*DIRECTIVE*: What follows is a set of records; restate each one word for word and drop the pictures.

*INPUT DATA*:
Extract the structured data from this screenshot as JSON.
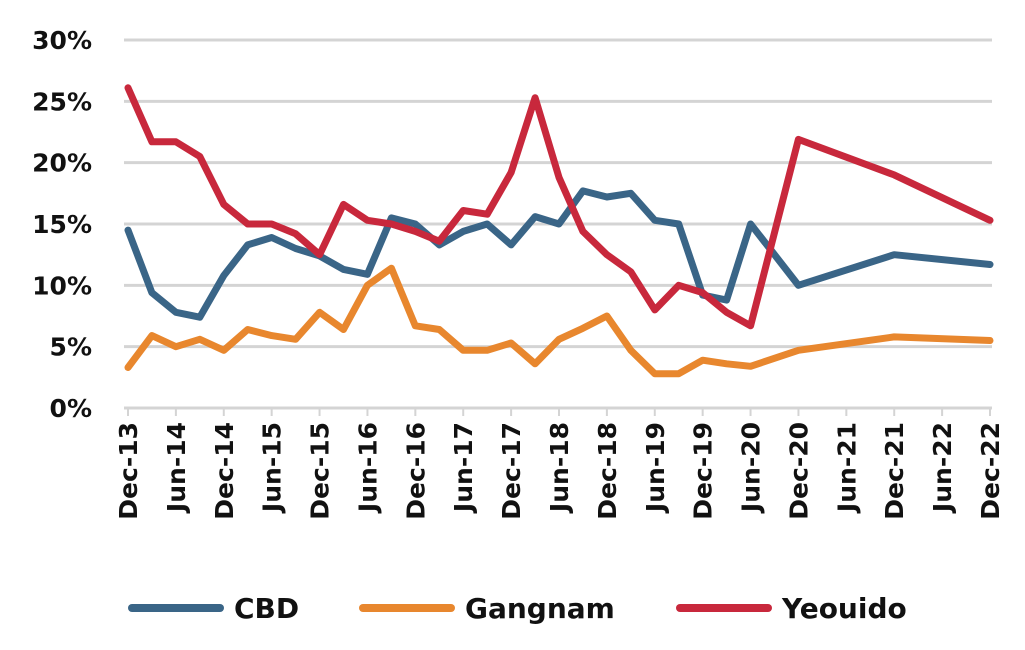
{
  "chart_data": {
    "type": "line",
    "title": "",
    "xlabel": "",
    "ylabel": "",
    "ylim": [
      0,
      30
    ],
    "yticks": [
      "0%",
      "5%",
      "10%",
      "15%",
      "20%",
      "25%",
      "30%"
    ],
    "grid": true,
    "legend_position": "bottom",
    "x_tick_labels": [
      "Dec-13",
      "Jun-14",
      "Dec-14",
      "Jun-15",
      "Dec-15",
      "Jun-16",
      "Dec-16",
      "Jun-17",
      "Dec-17",
      "Jun-18",
      "Dec-18",
      "Jun-19",
      "Dec-19",
      "Jun-20",
      "Dec-20",
      "Jun-21",
      "Dec-21",
      "Jun-22",
      "Dec-22"
    ],
    "x": [
      "Dec-13",
      "Mar-14",
      "Jun-14",
      "Sep-14",
      "Dec-14",
      "Mar-15",
      "Jun-15",
      "Sep-15",
      "Dec-15",
      "Mar-16",
      "Jun-16",
      "Sep-16",
      "Dec-16",
      "Mar-17",
      "Jun-17",
      "Sep-17",
      "Dec-17",
      "Mar-18",
      "Jun-18",
      "Sep-18",
      "Dec-18",
      "Mar-19",
      "Jun-19",
      "Sep-19",
      "Dec-19",
      "Mar-20",
      "Jun-20",
      "Dec-20",
      "Dec-21",
      "Dec-22"
    ],
    "series": [
      {
        "name": "CBD",
        "color": "#3a6587",
        "values": [
          14.5,
          9.4,
          7.8,
          7.4,
          10.8,
          13.3,
          13.9,
          13.0,
          12.4,
          11.3,
          10.9,
          15.5,
          15.0,
          13.3,
          14.4,
          15.0,
          13.3,
          15.6,
          15.0,
          17.7,
          17.2,
          17.5,
          15.3,
          15.0,
          9.2,
          8.8,
          15.0,
          10.0,
          12.5,
          11.7
        ]
      },
      {
        "name": "Gangnam",
        "color": "#e8872e",
        "values": [
          3.3,
          5.9,
          5.0,
          5.6,
          4.7,
          6.4,
          5.9,
          5.6,
          7.8,
          6.4,
          10.0,
          11.4,
          6.7,
          6.4,
          4.7,
          4.7,
          5.3,
          3.6,
          5.6,
          6.5,
          7.5,
          4.7,
          2.8,
          2.8,
          3.9,
          3.6,
          3.4,
          4.7,
          5.8,
          5.5
        ]
      },
      {
        "name": "Yeouido",
        "color": "#c8283c",
        "values": [
          26.1,
          21.7,
          21.7,
          20.5,
          16.6,
          15.0,
          15.0,
          14.2,
          12.5,
          16.6,
          15.3,
          15.0,
          14.4,
          13.6,
          16.1,
          15.8,
          19.2,
          25.3,
          18.8,
          14.4,
          12.5,
          11.1,
          8.0,
          10.0,
          9.4,
          7.8,
          6.7,
          21.9,
          19.0,
          15.3
        ]
      }
    ]
  }
}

*EXPECTED ANSWER*:
Extract the structured data from this screenshot as JSON.
{
  "chart_data": {
    "type": "line",
    "title": "",
    "xlabel": "",
    "ylabel": "",
    "ylim": [
      0,
      30
    ],
    "yticks": [
      "0%",
      "5%",
      "10%",
      "15%",
      "20%",
      "25%",
      "30%"
    ],
    "grid": true,
    "legend_position": "bottom",
    "x_tick_labels": [
      "Dec-13",
      "Jun-14",
      "Dec-14",
      "Jun-15",
      "Dec-15",
      "Jun-16",
      "Dec-16",
      "Jun-17",
      "Dec-17",
      "Jun-18",
      "Dec-18",
      "Jun-19",
      "Dec-19",
      "Jun-20",
      "Dec-20",
      "Jun-21",
      "Dec-21",
      "Jun-22",
      "Dec-22"
    ],
    "x": [
      "Dec-13",
      "Mar-14",
      "Jun-14",
      "Sep-14",
      "Dec-14",
      "Mar-15",
      "Jun-15",
      "Sep-15",
      "Dec-15",
      "Mar-16",
      "Jun-16",
      "Sep-16",
      "Dec-16",
      "Mar-17",
      "Jun-17",
      "Sep-17",
      "Dec-17",
      "Mar-18",
      "Jun-18",
      "Sep-18",
      "Dec-18",
      "Mar-19",
      "Jun-19",
      "Sep-19",
      "Dec-19",
      "Mar-20",
      "Jun-20",
      "Dec-20",
      "Dec-21",
      "Dec-22"
    ],
    "series": [
      {
        "name": "CBD",
        "color": "#3a6587",
        "values": [
          14.5,
          9.4,
          7.8,
          7.4,
          10.8,
          13.3,
          13.9,
          13.0,
          12.4,
          11.3,
          10.9,
          15.5,
          15.0,
          13.3,
          14.4,
          15.0,
          13.3,
          15.6,
          15.0,
          17.7,
          17.2,
          17.5,
          15.3,
          15.0,
          9.2,
          8.8,
          15.0,
          10.0,
          12.5,
          11.7
        ]
      },
      {
        "name": "Gangnam",
        "color": "#e8872e",
        "values": [
          3.3,
          5.9,
          5.0,
          5.6,
          4.7,
          6.4,
          5.9,
          5.6,
          7.8,
          6.4,
          10.0,
          11.4,
          6.7,
          6.4,
          4.7,
          4.7,
          5.3,
          3.6,
          5.6,
          6.5,
          7.5,
          4.7,
          2.8,
          2.8,
          3.9,
          3.6,
          3.4,
          4.7,
          5.8,
          5.5
        ]
      },
      {
        "name": "Yeouido",
        "color": "#c8283c",
        "values": [
          26.1,
          21.7,
          21.7,
          20.5,
          16.6,
          15.0,
          15.0,
          14.2,
          12.5,
          16.6,
          15.3,
          15.0,
          14.4,
          13.6,
          16.1,
          15.8,
          19.2,
          25.3,
          18.8,
          14.4,
          12.5,
          11.1,
          8.0,
          10.0,
          9.4,
          7.8,
          6.7,
          21.9,
          19.0,
          15.3
        ]
      }
    ]
  }
}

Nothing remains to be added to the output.